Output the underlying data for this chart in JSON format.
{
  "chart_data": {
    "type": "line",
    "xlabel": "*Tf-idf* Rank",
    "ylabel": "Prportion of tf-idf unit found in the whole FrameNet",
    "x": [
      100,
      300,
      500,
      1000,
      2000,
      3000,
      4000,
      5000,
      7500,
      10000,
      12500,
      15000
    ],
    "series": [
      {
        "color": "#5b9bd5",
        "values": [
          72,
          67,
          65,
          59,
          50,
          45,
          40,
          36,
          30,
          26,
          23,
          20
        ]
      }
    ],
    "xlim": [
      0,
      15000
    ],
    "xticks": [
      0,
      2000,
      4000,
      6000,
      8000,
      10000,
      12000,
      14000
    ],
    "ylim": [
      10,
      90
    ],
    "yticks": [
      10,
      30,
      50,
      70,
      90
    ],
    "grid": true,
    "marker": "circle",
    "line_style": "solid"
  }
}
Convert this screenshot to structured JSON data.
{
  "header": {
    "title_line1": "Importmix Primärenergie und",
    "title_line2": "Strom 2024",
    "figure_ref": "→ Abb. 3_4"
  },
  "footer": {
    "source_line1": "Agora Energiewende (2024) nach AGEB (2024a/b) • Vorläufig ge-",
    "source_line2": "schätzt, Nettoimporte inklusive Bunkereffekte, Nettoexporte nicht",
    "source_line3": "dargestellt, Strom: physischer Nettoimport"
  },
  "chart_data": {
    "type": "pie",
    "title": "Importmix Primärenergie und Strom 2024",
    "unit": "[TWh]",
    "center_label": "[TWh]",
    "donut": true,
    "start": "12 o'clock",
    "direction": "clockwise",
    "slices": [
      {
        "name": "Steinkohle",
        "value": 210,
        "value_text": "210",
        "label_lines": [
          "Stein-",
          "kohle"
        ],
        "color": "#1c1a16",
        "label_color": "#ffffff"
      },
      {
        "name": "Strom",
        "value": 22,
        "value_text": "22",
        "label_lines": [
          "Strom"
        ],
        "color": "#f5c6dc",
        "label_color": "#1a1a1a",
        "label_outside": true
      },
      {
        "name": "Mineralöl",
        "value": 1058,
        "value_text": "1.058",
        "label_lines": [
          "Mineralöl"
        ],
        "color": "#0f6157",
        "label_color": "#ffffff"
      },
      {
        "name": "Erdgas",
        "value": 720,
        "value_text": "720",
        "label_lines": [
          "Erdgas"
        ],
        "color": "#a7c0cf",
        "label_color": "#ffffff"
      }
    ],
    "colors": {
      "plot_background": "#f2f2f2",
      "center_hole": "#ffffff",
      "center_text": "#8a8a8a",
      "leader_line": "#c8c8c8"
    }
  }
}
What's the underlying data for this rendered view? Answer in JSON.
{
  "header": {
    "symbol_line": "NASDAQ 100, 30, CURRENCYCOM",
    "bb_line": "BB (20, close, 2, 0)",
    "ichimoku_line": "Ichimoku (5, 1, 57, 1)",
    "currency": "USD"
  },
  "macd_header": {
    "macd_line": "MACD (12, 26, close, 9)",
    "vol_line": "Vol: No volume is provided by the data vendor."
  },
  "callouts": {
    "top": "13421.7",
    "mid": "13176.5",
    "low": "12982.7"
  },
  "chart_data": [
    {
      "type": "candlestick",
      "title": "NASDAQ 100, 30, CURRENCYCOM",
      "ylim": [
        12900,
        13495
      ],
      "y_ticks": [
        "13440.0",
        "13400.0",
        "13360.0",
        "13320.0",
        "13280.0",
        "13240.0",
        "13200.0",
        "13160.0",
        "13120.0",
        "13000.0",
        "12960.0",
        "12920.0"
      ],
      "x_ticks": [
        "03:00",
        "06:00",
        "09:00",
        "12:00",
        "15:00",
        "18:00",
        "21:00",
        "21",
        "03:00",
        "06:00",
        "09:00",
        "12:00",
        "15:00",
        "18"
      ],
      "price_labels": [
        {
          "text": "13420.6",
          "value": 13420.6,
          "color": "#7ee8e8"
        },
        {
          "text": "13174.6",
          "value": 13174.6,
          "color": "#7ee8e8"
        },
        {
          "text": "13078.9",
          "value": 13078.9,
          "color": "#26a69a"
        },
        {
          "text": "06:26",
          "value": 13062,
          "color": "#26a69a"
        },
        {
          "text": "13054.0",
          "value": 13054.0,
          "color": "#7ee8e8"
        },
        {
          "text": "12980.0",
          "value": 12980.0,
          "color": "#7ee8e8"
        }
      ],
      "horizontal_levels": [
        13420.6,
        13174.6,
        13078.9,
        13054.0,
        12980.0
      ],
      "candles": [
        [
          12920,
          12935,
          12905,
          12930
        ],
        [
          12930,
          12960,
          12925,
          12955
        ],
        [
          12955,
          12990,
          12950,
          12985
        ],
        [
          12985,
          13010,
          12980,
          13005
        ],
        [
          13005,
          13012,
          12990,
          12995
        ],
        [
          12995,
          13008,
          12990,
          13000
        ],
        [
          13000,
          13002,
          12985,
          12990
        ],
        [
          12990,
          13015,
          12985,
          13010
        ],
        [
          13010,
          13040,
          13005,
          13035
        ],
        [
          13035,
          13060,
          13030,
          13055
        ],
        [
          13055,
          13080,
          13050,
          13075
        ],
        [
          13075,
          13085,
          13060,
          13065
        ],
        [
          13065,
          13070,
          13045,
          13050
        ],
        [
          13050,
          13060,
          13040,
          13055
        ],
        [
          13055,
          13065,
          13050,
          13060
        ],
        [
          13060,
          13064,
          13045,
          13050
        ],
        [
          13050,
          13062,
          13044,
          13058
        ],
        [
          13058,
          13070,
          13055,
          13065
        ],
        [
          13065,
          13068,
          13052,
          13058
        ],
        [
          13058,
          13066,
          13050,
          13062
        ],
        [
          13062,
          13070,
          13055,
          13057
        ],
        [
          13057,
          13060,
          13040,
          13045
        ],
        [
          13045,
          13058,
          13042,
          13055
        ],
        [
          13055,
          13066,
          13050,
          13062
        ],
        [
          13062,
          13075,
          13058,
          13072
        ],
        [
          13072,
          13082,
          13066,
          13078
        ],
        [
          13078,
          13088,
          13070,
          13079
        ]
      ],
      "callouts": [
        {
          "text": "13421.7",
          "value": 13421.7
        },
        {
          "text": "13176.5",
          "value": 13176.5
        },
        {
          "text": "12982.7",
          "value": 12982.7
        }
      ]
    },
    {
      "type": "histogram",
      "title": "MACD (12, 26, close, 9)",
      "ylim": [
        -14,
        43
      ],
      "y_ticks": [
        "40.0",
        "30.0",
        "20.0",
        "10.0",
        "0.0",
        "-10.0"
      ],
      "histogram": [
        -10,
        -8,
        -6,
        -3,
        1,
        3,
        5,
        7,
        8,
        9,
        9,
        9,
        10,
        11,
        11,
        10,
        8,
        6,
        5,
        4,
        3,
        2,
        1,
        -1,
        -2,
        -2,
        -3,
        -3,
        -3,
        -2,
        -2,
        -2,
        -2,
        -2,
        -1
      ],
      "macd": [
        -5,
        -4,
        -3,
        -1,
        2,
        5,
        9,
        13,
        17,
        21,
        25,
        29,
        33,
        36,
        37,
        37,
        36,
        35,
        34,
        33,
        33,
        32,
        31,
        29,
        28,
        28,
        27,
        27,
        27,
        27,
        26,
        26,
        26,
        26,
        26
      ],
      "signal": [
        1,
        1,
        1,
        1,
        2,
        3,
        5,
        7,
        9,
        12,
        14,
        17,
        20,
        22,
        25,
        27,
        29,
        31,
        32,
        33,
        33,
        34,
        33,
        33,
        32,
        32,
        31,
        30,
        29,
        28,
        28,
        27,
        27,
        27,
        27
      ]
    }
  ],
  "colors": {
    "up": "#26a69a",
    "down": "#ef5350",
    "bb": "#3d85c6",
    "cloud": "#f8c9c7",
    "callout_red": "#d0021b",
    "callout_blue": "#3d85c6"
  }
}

——————————

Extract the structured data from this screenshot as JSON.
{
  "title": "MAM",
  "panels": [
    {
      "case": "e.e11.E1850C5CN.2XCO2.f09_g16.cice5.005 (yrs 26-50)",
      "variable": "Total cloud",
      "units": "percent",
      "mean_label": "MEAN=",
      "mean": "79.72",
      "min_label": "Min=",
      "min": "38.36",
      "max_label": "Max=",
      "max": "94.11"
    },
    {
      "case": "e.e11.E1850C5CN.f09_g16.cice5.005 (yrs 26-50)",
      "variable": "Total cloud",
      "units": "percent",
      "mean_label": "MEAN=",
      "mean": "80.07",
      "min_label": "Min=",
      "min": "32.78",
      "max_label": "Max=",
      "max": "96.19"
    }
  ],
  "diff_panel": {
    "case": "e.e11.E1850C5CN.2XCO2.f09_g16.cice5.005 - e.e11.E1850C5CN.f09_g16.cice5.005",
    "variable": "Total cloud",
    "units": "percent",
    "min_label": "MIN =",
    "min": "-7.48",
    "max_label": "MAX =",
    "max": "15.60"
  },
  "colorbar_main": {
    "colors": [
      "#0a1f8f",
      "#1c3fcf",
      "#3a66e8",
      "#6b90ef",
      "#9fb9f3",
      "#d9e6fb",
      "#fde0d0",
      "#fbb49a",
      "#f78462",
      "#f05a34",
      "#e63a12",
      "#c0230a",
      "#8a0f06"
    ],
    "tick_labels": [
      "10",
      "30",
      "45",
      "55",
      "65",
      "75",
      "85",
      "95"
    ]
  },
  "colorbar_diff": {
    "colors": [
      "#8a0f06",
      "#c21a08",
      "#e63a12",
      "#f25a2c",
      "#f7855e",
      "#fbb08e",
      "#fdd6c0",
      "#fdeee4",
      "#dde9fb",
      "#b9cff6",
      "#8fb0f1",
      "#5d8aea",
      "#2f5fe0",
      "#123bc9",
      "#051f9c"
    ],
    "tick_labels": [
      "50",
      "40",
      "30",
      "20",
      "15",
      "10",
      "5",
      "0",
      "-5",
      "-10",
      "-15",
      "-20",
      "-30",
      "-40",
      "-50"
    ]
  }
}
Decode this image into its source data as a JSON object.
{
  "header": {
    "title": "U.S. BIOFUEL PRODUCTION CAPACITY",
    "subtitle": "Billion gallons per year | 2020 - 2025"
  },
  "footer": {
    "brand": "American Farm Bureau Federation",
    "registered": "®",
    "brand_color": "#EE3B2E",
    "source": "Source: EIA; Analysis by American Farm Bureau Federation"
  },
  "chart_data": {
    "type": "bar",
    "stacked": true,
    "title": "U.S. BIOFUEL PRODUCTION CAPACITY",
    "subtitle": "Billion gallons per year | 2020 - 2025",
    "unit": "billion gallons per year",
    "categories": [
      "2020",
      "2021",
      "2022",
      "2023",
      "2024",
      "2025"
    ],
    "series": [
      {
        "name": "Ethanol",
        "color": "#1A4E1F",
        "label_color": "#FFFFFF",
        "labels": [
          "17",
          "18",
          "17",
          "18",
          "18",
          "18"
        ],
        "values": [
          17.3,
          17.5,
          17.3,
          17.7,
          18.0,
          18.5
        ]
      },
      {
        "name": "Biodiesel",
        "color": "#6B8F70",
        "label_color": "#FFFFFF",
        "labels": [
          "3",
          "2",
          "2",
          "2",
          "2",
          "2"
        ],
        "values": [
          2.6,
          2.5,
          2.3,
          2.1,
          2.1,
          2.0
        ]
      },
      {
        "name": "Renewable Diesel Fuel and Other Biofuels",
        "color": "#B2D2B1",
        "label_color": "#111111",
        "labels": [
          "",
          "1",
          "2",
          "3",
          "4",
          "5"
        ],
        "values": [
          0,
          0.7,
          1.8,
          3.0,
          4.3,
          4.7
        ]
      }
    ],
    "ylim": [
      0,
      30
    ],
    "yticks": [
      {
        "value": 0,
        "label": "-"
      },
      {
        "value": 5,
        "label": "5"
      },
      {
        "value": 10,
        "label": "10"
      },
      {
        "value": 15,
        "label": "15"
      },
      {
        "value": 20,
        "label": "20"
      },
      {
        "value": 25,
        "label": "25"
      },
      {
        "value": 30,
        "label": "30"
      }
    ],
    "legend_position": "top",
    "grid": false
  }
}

——————————

WRITTEN INSTRUCTION: List every line in the records above that contains the word "underlying".

EXERCISE RESPONSE:
Output the underlying data for this chart in JSON format.
What's the underlying data for this rendered view? Answer in JSON.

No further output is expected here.